--- STATED TASK ---
Give the number of lines in the listing that hold the word "odbędzie". Write nothing but that number.

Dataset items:
— begin —

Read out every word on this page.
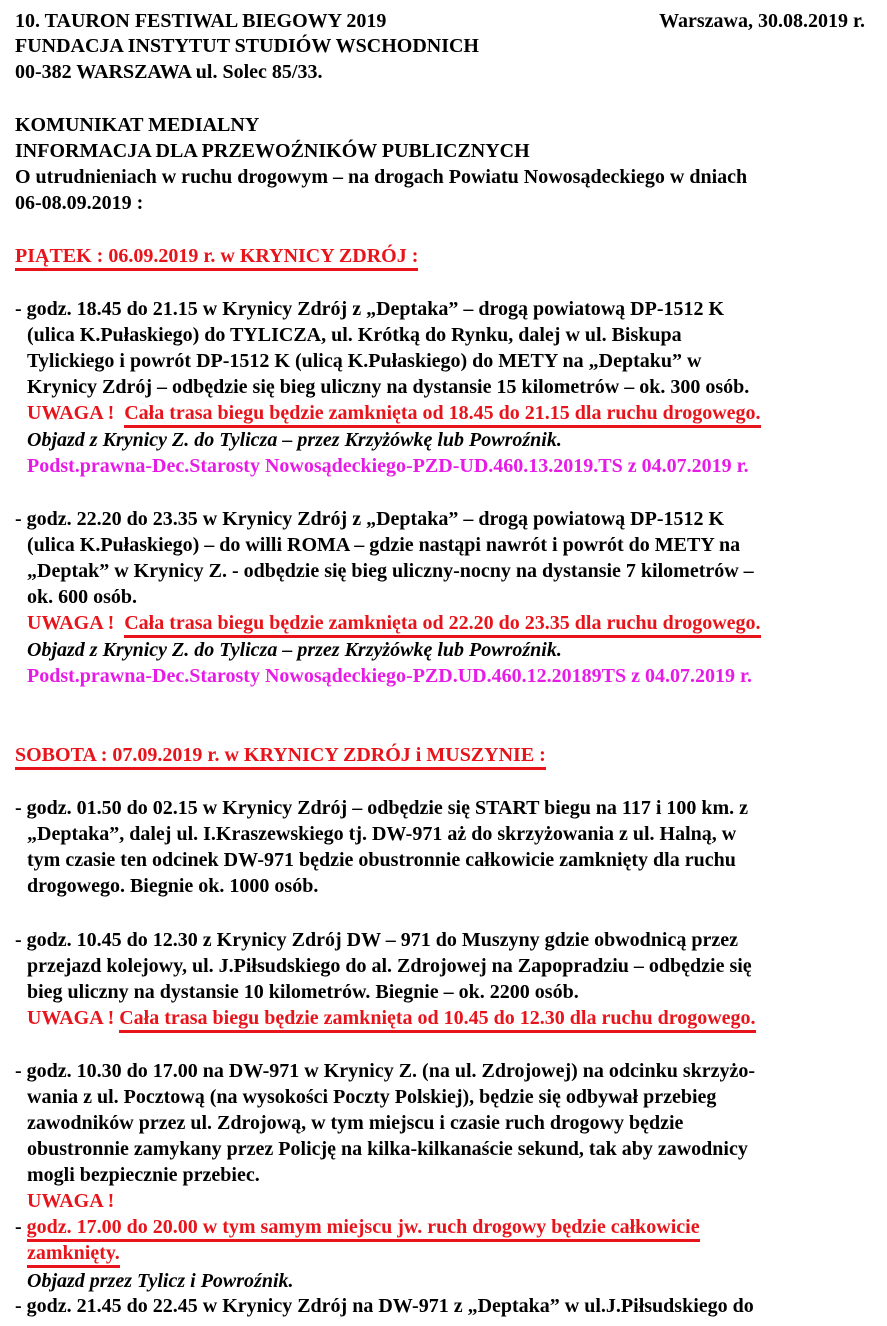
10. TAURON FESTIWAL BIEGOWY 2019	Warszawa, 30.08.2019 r.
FUNDACJA INSTYTUT STUDIÓW WSCHODNICH
00-382 WARSZAWA ul. Solec 85/33.
KOMUNIKAT MEDIALNY
INFORMACJA DLA PRZEWOŹNIKÓW PUBLICZNYCH
O utrudnieniach w ruchu drogowym – na drogach Powiatu Nowosądeckiego w dniach
06-08.09.2019 :
PIĄTEK : 06.09.2019 r. w KRYNICY ZDRÓJ :
- godz. 18.45 do 21.15 w Krynicy Zdrój z „Deptaka” – drogą powiatową DP-1512 K
(ulica K.Pułaskiego) do TYLICZA, ul. Krótką do Rynku, dalej w ul. Biskupa
Tylickiego i powrót DP-1512 K (ulicą K.Pułaskiego) do METY na „Deptaku” w
Krynicy Zdrój – odbędzie się bieg uliczny na dystansie 15 kilometrów – ok. 300 osób.
UWAGA ! Cała trasa biegu będzie zamknięta od 18.45 do 21.15 dla ruchu drogowego.
Objazd z Krynicy Z. do Tylicza – przez Krzyżówkę lub Powroźnik.
Podst.prawna-Dec.Starosty Nowosądeckiego-PZD-UD.460.13.2019.TS z 04.07.2019 r.
- godz. 22.20 do 23.35 w Krynicy Zdrój z „Deptaka” – drogą powiatową DP-1512 K
(ulica K.Pułaskiego) – do willi ROMA – gdzie nastąpi nawrót i powrót do METY na
„Deptak” w Krynicy Z. - odbędzie się bieg uliczny-nocny na dystansie 7 kilometrów –
ok. 600 osób.
UWAGA ! Cała trasa biegu będzie zamknięta od 22.20 do 23.35 dla ruchu drogowego.
Objazd z Krynicy Z. do Tylicza – przez Krzyżówkę lub Powroźnik.
Podst.prawna-Dec.Starosty Nowosądeckiego-PZD.UD.460.12.20189TS z 04.07.2019 r.
SOBOTA : 07.09.2019 r. w KRYNICY ZDRÓJ i MUSZYNIE :
- godz. 01.50 do 02.15 w Krynicy Zdrój – odbędzie się START biegu na 117 i 100 km. z
„Deptaka”, dalej ul. I.Kraszewskiego tj. DW-971 aż do skrzyżowania z ul. Halną, w
tym czasie ten odcinek DW-971 będzie obustronnie całkowicie zamknięty dla ruchu
drogowego. Biegnie ok. 1000 osób.
- godz. 10.45 do 12.30 z Krynicy Zdrój DW – 971 do Muszyny gdzie obwodnicą przez
przejazd kolejowy, ul. J.Piłsudskiego do al. Zdrojowej na Zapopradziu – odbędzie się
bieg uliczny na dystansie 10 kilometrów. Biegnie – ok. 2200 osób.
UWAGA ! Cała trasa biegu będzie zamknięta od 10.45 do 12.30 dla ruchu drogowego.
- godz. 10.30 do 17.00 na DW-971 w Krynicy Z. (na ul. Zdrojowej) na odcinku skrzyżo-
wania z ul. Pocztową (na wysokości Poczty Polskiej), będzie się odbywał przebieg
zawodników przez ul. Zdrojową, w tym miejscu i czasie ruch drogowy będzie
obustronnie zamykany przez Policję na kilka-kilkanaście sekund, tak aby zawodnicy
mogli bezpiecznie przebiec.
UWAGA !
- godz. 17.00 do 20.00 w tym samym miejscu jw. ruch drogowy będzie całkowicie
zamknięty.
Objazd przez Tylicz i Powroźnik.
- godz. 21.45 do 22.45 w Krynicy Zdrój na DW-971 z „Deptaka” w ul.J.Piłsudskiego do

— end —

--- ANSWER BELOW ---
4